— start TEXT EXCERPT —

Bug 1646986

Summary:	Tempest test test_pod_vm_ping is stuck
Product:	Red Hat OpenStack	Reporter:	Itzik Brown <itbrown>
Component:	python-kuryr-tests-tempest	Assignee:	Yossi Boaron <yboaron>
Status:	CLOSED ERRATA	QA Contact:	Itzik Brown <itbrown>
Severity:	high	Docs Contact:
Priority:	high
Version:	14.0 (Rocky)	CC:	asegurap, gcheresh, jschluet, ltomasbo, tsedovic, yboaron
Target Milestone:	beta	Keywords:	Triaged
Target Release:	15.0 (Stein)
Hardware:	Unspecified
OS:	Unspecified
Whiteboard:
Fixed In Version:	python-kuryr-tests-tempest-0.4.1-0.20190401185124.0d51e99.el8ost	Doc Type:	If docs needed, set a value
Doc Text:		Story Points:	---
Clone Of:		Environment:
Last Closed:	2019-09-21 11:19:23 UTC	Type:	Bug
Regression:	---	Mount Type:	---
Documentation:	---	CRM:
Verified Versions:		Category:	---
oVirt Team:	---	RHEL 7.3 requirements from Atomic Host:
Cloudforms Team:	---	Target Upstream Version:
Embargoed:

Description Itzik Brown 2018-11-06 13:14:18 UTC

Description of problem:
The following test is stuck when running it on OSP14 with OCP 3.11
kuryr_tempest_plugin.tests.scenario.test_cross_ping.TestCrossPingScenario.test_pod_vm_ping

It seems that it's stuck in exec_command_in_pod

Version-Release number of selected component (if applicable):
OSP14
openshift v3.11.39
kubernetes v1.11.0+d4cacc0


How reproducible:


Steps to Reproduce:
1.
2.
3.

Actual results:


Expected results:


Additional info:

Comment 1 Itzik Brown 2018-11-07 14:17:49 UTC

There is a bug at https://github.com/kubernetes/kubernetes/issues/67457
One of the comments mentions a workaround:
Adding a _request_timeout=10 to the dict in exec_command_in_pod:

kwargs = dict(command=command, stdin=False, stdout=True, tty=False,
              stderr=stderr,_request_timeout=10)

With this workaround it works ~30% of the time.

Comment 2 Yossi Boaron 2018-11-07 20:54:27 UTC

In Kuryr upstream we use kubernetes v1.9.1 (openshift v3.9.0) and the same K8S python client version (8.0.0)  - and all work fine.
While in OCP 3.11 (K8S 1.11.0) we are hitting this issue.
Seems that with interactive shell approach [1] - things work OK.
As Itzik mentioned, other people also reported this issue [2]

Our next steps:
1. re-write relevant tempest test to use interactive approach - and recheck.

— end TEXT EXCERPT —
— start DATASET RECORDS —

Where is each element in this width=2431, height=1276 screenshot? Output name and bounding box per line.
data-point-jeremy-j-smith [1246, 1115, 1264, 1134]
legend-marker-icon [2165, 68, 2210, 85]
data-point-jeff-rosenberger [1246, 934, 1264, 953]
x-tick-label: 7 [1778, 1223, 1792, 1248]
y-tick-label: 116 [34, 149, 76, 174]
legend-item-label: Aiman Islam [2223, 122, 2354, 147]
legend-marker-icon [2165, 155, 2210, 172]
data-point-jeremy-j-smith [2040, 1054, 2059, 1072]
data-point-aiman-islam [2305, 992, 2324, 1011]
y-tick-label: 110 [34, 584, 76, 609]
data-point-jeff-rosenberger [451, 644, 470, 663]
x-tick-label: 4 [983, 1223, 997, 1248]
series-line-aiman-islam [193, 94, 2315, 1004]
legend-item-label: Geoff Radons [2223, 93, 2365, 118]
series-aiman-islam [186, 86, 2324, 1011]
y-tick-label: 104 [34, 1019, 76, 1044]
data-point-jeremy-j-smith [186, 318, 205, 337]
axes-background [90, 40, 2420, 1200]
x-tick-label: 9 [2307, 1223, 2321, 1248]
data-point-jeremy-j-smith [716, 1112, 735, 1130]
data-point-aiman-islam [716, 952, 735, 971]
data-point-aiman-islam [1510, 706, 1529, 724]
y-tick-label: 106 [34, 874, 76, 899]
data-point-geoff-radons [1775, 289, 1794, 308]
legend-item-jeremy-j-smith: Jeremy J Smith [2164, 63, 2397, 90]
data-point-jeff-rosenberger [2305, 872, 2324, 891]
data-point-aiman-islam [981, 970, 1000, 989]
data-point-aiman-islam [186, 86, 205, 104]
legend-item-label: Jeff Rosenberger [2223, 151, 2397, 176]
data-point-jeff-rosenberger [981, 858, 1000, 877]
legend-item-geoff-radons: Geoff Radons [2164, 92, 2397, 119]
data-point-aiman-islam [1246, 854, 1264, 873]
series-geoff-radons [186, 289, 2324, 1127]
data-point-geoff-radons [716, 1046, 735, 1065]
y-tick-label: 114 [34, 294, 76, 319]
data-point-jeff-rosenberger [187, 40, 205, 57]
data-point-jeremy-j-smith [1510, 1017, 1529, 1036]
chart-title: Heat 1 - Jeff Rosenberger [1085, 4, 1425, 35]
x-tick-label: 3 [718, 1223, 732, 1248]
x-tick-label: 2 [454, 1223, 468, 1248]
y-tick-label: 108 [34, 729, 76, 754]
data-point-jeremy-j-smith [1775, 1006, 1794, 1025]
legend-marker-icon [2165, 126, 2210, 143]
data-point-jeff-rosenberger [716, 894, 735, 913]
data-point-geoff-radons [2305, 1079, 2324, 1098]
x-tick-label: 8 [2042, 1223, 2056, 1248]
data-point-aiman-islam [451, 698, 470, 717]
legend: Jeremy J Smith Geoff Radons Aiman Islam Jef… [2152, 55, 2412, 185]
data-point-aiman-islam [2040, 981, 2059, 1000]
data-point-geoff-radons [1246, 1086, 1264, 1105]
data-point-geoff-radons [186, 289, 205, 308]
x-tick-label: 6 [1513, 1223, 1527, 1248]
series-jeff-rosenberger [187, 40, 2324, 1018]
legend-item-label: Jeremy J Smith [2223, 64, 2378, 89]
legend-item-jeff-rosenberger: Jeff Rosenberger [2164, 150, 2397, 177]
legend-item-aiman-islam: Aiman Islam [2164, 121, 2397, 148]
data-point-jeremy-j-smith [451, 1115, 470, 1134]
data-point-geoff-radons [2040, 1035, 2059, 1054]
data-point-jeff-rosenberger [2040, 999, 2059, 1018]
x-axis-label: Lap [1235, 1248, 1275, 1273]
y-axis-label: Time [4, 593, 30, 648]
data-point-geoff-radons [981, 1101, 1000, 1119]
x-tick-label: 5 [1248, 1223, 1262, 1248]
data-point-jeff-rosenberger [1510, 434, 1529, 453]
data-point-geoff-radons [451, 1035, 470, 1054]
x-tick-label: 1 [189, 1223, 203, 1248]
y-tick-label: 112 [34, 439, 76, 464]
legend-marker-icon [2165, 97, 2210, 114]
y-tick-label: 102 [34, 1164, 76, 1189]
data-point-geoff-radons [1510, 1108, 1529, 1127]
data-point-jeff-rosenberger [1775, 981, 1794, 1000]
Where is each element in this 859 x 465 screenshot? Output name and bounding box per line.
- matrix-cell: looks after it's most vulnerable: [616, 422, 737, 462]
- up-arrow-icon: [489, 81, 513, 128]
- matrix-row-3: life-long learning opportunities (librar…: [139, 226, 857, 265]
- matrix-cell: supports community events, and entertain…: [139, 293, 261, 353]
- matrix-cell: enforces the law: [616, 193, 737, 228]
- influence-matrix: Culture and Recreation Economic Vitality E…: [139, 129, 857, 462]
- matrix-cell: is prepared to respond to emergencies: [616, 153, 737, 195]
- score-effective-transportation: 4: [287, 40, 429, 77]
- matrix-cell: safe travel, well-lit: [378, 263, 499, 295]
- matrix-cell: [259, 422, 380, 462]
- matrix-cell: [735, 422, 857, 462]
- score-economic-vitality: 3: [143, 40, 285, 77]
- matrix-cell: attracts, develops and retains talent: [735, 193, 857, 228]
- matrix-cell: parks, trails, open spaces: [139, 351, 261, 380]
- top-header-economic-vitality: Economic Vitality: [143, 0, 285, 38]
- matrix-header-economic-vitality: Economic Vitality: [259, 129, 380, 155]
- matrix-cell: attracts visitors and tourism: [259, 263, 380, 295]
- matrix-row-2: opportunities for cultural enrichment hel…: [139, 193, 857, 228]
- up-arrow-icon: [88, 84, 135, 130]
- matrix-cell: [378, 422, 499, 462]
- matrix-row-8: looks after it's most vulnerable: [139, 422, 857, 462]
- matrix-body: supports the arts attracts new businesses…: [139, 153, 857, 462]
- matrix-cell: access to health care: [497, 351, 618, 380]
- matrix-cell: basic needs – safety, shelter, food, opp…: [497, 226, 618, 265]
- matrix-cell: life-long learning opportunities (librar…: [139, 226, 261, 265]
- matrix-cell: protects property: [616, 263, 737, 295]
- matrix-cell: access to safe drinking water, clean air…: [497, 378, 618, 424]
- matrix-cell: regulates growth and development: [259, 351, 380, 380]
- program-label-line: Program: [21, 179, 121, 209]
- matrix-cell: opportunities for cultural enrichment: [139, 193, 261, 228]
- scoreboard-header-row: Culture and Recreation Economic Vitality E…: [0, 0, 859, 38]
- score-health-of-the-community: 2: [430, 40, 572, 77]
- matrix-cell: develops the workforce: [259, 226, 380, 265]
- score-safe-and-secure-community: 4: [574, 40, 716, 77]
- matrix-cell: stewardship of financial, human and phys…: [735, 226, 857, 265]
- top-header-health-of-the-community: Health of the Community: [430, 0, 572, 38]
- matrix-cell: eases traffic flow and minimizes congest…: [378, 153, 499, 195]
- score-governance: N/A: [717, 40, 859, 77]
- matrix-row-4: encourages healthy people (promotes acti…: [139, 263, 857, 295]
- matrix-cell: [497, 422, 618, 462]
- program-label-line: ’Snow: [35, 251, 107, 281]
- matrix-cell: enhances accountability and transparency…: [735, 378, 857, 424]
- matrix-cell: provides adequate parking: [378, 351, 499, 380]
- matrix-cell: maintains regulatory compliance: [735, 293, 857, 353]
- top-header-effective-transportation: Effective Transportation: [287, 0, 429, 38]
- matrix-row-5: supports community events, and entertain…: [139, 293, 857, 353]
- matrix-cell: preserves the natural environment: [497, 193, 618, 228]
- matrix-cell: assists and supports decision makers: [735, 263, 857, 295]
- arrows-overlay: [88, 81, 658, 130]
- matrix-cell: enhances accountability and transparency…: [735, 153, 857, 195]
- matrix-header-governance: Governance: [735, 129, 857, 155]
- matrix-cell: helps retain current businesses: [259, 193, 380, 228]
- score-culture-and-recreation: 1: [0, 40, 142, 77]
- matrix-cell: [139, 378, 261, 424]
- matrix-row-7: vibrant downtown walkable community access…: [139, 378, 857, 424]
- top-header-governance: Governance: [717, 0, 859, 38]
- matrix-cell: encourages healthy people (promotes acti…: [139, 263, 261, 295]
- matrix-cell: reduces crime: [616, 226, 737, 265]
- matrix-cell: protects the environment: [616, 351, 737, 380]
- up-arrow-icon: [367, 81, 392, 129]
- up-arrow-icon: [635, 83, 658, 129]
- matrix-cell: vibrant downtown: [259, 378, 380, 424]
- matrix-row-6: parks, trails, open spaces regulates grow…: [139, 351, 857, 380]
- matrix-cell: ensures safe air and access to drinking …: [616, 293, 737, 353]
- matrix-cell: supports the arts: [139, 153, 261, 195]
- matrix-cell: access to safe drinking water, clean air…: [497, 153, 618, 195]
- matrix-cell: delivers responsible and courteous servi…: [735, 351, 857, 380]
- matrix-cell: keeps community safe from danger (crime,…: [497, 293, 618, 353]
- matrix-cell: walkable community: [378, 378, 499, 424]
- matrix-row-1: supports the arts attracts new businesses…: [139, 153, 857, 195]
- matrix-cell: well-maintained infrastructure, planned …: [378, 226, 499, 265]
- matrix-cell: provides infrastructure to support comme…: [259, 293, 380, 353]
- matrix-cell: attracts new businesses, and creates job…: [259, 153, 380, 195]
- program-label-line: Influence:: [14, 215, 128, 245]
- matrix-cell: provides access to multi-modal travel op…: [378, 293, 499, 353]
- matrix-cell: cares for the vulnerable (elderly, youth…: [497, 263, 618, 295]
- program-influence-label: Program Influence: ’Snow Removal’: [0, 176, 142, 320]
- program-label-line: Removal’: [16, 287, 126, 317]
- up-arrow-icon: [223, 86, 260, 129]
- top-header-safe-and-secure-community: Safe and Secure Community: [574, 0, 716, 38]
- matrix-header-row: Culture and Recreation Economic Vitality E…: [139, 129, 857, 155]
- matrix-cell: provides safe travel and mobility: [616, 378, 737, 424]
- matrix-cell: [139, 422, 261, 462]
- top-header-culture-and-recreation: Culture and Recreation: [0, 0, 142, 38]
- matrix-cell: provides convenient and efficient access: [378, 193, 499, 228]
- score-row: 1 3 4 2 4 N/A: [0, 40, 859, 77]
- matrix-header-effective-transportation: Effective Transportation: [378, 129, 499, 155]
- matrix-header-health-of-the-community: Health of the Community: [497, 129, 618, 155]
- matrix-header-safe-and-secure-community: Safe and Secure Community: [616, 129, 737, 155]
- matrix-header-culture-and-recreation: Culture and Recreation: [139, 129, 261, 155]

— end DATASET RECORDS —

TO BE DONE =>
1. Transcribe the part of the bug report from "In Kuryr upstream" up to and including "hitting this issue.".
2. Restate word for word the rows from the very first one up to and including the line with "series-line-aiman-islam [193, 94, 2315, 1004]".

ANSWERS =>
1.
In Kuryr upstream we use kubernetes v1.9.1 (openshift v3.9.0) and the same K8S python client version (8.0.0)  - and all work fine.
While in OCP 3.11 (K8S 1.11.0) we are hitting this issue.

2.
Where is each element in this width=2431, height=1276 screenshot? Output name and bounding box per line.
data-point-jeremy-j-smith [1246, 1115, 1264, 1134]
legend-marker-icon [2165, 68, 2210, 85]
data-point-jeff-rosenberger [1246, 934, 1264, 953]
x-tick-label: 7 [1778, 1223, 1792, 1248]
y-tick-label: 116 [34, 149, 76, 174]
legend-item-label: Aiman Islam [2223, 122, 2354, 147]
legend-marker-icon [2165, 155, 2210, 172]
data-point-jeremy-j-smith [2040, 1054, 2059, 1072]
data-point-aiman-islam [2305, 992, 2324, 1011]
y-tick-label: 110 [34, 584, 76, 609]
data-point-jeff-rosenberger [451, 644, 470, 663]
x-tick-label: 4 [983, 1223, 997, 1248]
series-line-aiman-islam [193, 94, 2315, 1004]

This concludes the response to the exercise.